● The task
Without the images, output each record below as it stands.

● Records to process
* begin *

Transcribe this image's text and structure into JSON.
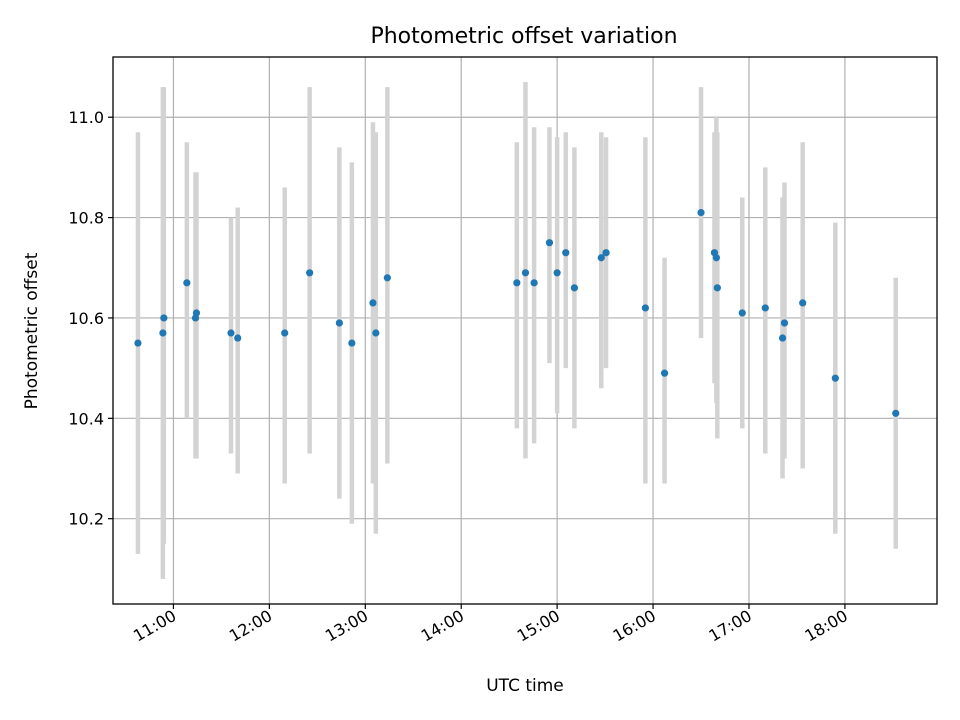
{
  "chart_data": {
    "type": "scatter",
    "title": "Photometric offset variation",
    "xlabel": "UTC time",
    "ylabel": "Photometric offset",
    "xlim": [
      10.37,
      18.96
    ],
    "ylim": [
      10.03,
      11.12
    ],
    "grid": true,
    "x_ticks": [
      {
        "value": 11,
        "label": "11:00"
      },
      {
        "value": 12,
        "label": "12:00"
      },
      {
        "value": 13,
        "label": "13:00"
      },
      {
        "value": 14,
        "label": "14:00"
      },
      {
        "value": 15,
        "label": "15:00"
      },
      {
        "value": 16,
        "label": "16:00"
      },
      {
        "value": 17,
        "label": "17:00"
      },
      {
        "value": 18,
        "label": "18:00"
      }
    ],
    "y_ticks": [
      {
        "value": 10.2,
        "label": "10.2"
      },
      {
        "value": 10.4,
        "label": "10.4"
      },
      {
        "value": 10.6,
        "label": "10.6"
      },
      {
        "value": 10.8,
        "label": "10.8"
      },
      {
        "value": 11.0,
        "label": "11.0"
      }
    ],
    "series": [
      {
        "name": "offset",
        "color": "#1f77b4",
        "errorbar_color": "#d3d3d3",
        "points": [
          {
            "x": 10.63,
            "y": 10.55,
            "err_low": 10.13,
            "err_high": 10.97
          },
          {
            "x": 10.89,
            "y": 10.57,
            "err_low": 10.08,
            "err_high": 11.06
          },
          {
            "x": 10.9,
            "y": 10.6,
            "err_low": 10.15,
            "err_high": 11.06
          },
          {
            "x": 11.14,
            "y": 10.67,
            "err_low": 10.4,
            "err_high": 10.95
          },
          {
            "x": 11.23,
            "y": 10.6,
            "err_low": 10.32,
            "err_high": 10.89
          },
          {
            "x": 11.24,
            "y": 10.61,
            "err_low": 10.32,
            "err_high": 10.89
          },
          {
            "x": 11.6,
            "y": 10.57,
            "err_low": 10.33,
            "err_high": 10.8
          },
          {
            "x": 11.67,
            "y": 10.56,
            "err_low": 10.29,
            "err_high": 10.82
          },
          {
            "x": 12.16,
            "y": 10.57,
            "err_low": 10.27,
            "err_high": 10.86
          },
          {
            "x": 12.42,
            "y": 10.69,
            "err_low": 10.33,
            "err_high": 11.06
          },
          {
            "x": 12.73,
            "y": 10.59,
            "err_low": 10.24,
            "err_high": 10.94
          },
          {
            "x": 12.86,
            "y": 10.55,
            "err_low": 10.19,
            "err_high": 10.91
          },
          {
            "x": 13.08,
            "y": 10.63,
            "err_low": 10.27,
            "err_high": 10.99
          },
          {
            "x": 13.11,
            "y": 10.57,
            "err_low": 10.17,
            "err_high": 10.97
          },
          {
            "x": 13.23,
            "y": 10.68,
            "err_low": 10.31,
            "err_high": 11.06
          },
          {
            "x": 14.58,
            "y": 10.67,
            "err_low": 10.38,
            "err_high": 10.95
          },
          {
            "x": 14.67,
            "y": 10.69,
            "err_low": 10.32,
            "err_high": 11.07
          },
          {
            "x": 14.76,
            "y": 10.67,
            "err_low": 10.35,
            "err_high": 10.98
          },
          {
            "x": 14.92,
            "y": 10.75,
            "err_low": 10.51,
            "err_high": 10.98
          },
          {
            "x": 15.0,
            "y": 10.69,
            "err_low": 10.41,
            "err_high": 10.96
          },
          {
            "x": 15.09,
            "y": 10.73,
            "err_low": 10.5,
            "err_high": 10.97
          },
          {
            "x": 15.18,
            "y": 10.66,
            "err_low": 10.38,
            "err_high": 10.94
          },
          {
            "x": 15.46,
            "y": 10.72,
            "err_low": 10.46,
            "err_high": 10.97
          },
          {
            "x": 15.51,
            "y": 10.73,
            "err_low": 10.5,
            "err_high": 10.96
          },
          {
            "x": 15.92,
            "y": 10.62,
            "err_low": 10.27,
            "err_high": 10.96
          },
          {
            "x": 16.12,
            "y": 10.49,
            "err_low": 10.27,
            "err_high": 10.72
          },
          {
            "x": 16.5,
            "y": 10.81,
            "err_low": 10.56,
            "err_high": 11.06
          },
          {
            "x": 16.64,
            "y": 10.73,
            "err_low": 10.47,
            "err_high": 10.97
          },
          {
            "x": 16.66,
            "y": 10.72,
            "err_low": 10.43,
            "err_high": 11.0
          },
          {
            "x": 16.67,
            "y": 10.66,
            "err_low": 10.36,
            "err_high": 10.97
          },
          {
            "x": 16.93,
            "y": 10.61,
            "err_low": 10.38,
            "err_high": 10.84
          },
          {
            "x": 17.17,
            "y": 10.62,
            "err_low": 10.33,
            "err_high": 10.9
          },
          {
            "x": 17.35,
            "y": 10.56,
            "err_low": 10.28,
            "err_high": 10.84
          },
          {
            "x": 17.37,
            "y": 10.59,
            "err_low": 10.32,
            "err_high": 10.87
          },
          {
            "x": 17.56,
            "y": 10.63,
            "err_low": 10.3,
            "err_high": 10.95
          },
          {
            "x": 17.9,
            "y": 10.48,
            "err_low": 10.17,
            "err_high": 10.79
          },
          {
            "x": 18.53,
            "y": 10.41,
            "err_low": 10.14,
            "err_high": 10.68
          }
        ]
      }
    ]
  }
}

* end *

● Finished exercise
Transcribe this image's text and structure into JSON.
{
  "chart_data": {
    "type": "scatter",
    "title": "Photometric offset variation",
    "xlabel": "UTC time",
    "ylabel": "Photometric offset",
    "xlim": [
      10.37,
      18.96
    ],
    "ylim": [
      10.03,
      11.12
    ],
    "grid": true,
    "x_ticks": [
      {
        "value": 11,
        "label": "11:00"
      },
      {
        "value": 12,
        "label": "12:00"
      },
      {
        "value": 13,
        "label": "13:00"
      },
      {
        "value": 14,
        "label": "14:00"
      },
      {
        "value": 15,
        "label": "15:00"
      },
      {
        "value": 16,
        "label": "16:00"
      },
      {
        "value": 17,
        "label": "17:00"
      },
      {
        "value": 18,
        "label": "18:00"
      }
    ],
    "y_ticks": [
      {
        "value": 10.2,
        "label": "10.2"
      },
      {
        "value": 10.4,
        "label": "10.4"
      },
      {
        "value": 10.6,
        "label": "10.6"
      },
      {
        "value": 10.8,
        "label": "10.8"
      },
      {
        "value": 11.0,
        "label": "11.0"
      }
    ],
    "series": [
      {
        "name": "offset",
        "color": "#1f77b4",
        "errorbar_color": "#d3d3d3",
        "points": [
          {
            "x": 10.63,
            "y": 10.55,
            "err_low": 10.13,
            "err_high": 10.97
          },
          {
            "x": 10.89,
            "y": 10.57,
            "err_low": 10.08,
            "err_high": 11.06
          },
          {
            "x": 10.9,
            "y": 10.6,
            "err_low": 10.15,
            "err_high": 11.06
          },
          {
            "x": 11.14,
            "y": 10.67,
            "err_low": 10.4,
            "err_high": 10.95
          },
          {
            "x": 11.23,
            "y": 10.6,
            "err_low": 10.32,
            "err_high": 10.89
          },
          {
            "x": 11.24,
            "y": 10.61,
            "err_low": 10.32,
            "err_high": 10.89
          },
          {
            "x": 11.6,
            "y": 10.57,
            "err_low": 10.33,
            "err_high": 10.8
          },
          {
            "x": 11.67,
            "y": 10.56,
            "err_low": 10.29,
            "err_high": 10.82
          },
          {
            "x": 12.16,
            "y": 10.57,
            "err_low": 10.27,
            "err_high": 10.86
          },
          {
            "x": 12.42,
            "y": 10.69,
            "err_low": 10.33,
            "err_high": 11.06
          },
          {
            "x": 12.73,
            "y": 10.59,
            "err_low": 10.24,
            "err_high": 10.94
          },
          {
            "x": 12.86,
            "y": 10.55,
            "err_low": 10.19,
            "err_high": 10.91
          },
          {
            "x": 13.08,
            "y": 10.63,
            "err_low": 10.27,
            "err_high": 10.99
          },
          {
            "x": 13.11,
            "y": 10.57,
            "err_low": 10.17,
            "err_high": 10.97
          },
          {
            "x": 13.23,
            "y": 10.68,
            "err_low": 10.31,
            "err_high": 11.06
          },
          {
            "x": 14.58,
            "y": 10.67,
            "err_low": 10.38,
            "err_high": 10.95
          },
          {
            "x": 14.67,
            "y": 10.69,
            "err_low": 10.32,
            "err_high": 11.07
          },
          {
            "x": 14.76,
            "y": 10.67,
            "err_low": 10.35,
            "err_high": 10.98
          },
          {
            "x": 14.92,
            "y": 10.75,
            "err_low": 10.51,
            "err_high": 10.98
          },
          {
            "x": 15.0,
            "y": 10.69,
            "err_low": 10.41,
            "err_high": 10.96
          },
          {
            "x": 15.09,
            "y": 10.73,
            "err_low": 10.5,
            "err_high": 10.97
          },
          {
            "x": 15.18,
            "y": 10.66,
            "err_low": 10.38,
            "err_high": 10.94
          },
          {
            "x": 15.46,
            "y": 10.72,
            "err_low": 10.46,
            "err_high": 10.97
          },
          {
            "x": 15.51,
            "y": 10.73,
            "err_low": 10.5,
            "err_high": 10.96
          },
          {
            "x": 15.92,
            "y": 10.62,
            "err_low": 10.27,
            "err_high": 10.96
          },
          {
            "x": 16.12,
            "y": 10.49,
            "err_low": 10.27,
            "err_high": 10.72
          },
          {
            "x": 16.5,
            "y": 10.81,
            "err_low": 10.56,
            "err_high": 11.06
          },
          {
            "x": 16.64,
            "y": 10.73,
            "err_low": 10.47,
            "err_high": 10.97
          },
          {
            "x": 16.66,
            "y": 10.72,
            "err_low": 10.43,
            "err_high": 11.0
          },
          {
            "x": 16.67,
            "y": 10.66,
            "err_low": 10.36,
            "err_high": 10.97
          },
          {
            "x": 16.93,
            "y": 10.61,
            "err_low": 10.38,
            "err_high": 10.84
          },
          {
            "x": 17.17,
            "y": 10.62,
            "err_low": 10.33,
            "err_high": 10.9
          },
          {
            "x": 17.35,
            "y": 10.56,
            "err_low": 10.28,
            "err_high": 10.84
          },
          {
            "x": 17.37,
            "y": 10.59,
            "err_low": 10.32,
            "err_high": 10.87
          },
          {
            "x": 17.56,
            "y": 10.63,
            "err_low": 10.3,
            "err_high": 10.95
          },
          {
            "x": 17.9,
            "y": 10.48,
            "err_low": 10.17,
            "err_high": 10.79
          },
          {
            "x": 18.53,
            "y": 10.41,
            "err_low": 10.14,
            "err_high": 10.68
          }
        ]
      }
    ]
  }
}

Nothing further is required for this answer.